• _THE TASK_
Using the data beneath, show every line that includes the word "Indexing".

[Dataset records]

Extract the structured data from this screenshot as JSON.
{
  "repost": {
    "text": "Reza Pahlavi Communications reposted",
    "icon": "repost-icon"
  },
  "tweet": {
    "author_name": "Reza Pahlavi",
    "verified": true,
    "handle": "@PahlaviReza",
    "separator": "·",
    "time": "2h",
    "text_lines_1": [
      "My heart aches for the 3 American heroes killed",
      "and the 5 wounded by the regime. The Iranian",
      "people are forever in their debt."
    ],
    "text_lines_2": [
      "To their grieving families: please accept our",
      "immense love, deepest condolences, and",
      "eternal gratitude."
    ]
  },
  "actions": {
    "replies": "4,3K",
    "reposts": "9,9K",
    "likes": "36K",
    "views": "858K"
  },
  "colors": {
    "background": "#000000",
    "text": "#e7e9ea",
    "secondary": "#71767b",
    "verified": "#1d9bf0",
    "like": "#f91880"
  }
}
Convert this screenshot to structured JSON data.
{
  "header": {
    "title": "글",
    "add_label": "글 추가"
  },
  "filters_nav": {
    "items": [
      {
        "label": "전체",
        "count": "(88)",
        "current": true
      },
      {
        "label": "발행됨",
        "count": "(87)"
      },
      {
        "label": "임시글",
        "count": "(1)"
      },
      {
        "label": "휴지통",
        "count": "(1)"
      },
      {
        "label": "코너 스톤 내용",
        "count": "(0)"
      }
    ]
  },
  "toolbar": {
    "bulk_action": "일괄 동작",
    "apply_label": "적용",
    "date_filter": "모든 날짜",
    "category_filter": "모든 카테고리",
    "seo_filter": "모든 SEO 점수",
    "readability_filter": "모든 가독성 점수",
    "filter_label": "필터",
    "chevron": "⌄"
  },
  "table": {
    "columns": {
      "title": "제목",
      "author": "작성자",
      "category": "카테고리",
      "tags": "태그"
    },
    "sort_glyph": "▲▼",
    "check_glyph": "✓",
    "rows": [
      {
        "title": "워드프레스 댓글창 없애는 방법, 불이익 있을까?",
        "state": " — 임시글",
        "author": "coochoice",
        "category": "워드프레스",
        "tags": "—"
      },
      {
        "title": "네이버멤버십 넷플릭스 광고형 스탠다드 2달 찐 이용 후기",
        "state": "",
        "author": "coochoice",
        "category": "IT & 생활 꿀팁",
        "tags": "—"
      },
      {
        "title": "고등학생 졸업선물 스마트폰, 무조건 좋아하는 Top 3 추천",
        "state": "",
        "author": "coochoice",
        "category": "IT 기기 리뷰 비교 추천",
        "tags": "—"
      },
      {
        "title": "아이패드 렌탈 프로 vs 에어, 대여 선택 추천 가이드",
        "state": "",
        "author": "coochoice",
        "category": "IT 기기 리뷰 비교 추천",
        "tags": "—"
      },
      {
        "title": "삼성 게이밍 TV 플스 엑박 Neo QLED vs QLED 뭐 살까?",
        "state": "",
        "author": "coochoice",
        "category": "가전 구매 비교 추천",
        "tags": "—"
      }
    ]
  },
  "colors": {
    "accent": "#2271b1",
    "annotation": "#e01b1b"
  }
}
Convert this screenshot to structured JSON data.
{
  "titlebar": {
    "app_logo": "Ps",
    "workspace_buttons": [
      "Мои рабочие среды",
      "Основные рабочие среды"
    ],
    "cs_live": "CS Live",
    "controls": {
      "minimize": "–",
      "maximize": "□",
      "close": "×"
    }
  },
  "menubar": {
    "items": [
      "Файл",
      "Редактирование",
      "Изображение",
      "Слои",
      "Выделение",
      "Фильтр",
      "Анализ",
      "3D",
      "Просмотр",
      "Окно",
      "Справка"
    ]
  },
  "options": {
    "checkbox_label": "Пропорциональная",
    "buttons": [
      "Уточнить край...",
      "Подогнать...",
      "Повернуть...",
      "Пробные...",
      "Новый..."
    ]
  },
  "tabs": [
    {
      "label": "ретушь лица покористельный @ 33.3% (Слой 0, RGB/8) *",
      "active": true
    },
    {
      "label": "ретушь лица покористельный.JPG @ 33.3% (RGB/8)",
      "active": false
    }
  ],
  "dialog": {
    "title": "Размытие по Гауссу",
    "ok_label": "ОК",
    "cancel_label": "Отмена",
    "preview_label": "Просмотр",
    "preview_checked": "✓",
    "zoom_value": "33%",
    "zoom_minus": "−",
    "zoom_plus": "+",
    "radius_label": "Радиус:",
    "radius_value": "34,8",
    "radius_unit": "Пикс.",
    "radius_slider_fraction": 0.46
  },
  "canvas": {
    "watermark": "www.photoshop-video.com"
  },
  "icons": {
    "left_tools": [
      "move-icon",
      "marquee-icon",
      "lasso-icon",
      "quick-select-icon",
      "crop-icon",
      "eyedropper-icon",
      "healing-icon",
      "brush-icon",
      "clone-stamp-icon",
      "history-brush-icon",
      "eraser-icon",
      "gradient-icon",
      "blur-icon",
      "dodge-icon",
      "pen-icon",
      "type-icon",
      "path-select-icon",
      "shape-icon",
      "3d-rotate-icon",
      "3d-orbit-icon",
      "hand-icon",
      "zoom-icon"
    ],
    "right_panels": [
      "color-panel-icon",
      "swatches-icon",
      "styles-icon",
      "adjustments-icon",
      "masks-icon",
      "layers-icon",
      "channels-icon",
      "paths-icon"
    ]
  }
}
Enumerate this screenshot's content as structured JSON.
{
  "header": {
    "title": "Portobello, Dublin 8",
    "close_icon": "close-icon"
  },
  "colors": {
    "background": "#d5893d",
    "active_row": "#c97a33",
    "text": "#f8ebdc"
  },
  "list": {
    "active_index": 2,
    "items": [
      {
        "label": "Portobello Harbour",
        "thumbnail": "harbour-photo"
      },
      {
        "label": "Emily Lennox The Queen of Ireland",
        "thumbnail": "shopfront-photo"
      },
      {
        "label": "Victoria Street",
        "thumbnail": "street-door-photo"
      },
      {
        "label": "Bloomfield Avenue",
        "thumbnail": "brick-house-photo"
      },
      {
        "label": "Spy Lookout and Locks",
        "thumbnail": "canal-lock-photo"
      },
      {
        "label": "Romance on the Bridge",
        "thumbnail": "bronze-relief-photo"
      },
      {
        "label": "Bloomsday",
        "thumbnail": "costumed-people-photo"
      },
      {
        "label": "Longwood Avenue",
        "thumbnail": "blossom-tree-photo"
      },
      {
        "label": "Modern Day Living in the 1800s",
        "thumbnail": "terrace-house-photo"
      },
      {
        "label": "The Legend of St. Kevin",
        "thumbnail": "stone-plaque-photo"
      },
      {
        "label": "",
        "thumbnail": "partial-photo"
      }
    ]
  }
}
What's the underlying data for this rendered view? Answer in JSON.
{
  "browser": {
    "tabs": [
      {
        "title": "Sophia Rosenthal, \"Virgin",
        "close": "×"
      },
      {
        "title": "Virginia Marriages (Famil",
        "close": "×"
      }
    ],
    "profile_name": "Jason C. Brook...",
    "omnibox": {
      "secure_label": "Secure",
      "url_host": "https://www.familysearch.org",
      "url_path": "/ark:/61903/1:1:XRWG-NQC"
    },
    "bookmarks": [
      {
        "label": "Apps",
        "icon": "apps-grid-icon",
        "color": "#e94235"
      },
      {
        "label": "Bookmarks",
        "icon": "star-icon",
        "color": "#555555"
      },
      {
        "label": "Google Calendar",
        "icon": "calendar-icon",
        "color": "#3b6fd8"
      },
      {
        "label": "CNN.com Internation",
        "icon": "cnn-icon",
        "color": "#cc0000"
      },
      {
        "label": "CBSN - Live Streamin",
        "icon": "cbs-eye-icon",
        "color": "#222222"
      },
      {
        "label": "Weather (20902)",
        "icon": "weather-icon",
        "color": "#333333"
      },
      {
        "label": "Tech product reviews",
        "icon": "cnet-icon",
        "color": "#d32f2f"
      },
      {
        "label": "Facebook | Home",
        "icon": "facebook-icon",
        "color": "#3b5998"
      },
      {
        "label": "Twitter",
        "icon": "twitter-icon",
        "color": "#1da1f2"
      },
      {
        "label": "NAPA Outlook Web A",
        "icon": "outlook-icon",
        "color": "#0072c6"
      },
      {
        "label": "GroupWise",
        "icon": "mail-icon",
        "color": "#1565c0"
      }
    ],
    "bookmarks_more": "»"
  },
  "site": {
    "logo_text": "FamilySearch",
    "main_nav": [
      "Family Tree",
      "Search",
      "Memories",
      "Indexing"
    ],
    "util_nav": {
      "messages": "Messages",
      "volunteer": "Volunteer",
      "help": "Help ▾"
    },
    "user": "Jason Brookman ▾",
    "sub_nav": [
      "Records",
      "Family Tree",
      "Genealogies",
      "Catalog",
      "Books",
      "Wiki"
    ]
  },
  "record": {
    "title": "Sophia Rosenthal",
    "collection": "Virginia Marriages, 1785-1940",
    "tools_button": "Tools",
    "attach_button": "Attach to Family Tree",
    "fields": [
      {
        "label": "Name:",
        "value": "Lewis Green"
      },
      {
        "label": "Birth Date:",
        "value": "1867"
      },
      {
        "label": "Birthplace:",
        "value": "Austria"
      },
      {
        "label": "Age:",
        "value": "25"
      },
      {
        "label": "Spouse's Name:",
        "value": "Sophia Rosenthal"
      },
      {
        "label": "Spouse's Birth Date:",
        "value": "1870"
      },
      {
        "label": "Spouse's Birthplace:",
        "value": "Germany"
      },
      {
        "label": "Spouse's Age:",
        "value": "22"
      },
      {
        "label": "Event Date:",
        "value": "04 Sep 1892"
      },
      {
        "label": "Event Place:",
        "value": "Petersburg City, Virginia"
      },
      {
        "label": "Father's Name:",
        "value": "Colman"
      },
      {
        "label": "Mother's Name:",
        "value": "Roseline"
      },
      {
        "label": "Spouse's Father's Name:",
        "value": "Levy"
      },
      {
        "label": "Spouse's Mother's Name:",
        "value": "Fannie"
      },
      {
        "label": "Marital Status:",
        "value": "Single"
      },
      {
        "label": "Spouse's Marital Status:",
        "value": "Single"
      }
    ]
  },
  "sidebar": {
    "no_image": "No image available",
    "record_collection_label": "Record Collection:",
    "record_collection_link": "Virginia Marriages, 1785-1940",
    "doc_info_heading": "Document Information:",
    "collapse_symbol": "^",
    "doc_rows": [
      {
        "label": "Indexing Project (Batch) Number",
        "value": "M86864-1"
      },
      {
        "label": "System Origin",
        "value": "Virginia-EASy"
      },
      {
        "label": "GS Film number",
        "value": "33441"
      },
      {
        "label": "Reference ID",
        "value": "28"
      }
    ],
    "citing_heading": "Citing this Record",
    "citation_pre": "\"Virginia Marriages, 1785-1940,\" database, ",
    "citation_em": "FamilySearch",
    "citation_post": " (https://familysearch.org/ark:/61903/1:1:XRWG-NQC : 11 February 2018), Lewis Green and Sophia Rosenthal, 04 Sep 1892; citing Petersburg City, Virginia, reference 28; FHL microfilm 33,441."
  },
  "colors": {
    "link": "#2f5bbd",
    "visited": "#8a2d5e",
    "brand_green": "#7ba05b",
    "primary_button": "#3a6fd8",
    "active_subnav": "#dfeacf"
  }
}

• _FINISHED ANSWER_
      "Indexing"
        "label": "Indexing Project (Batch) Number",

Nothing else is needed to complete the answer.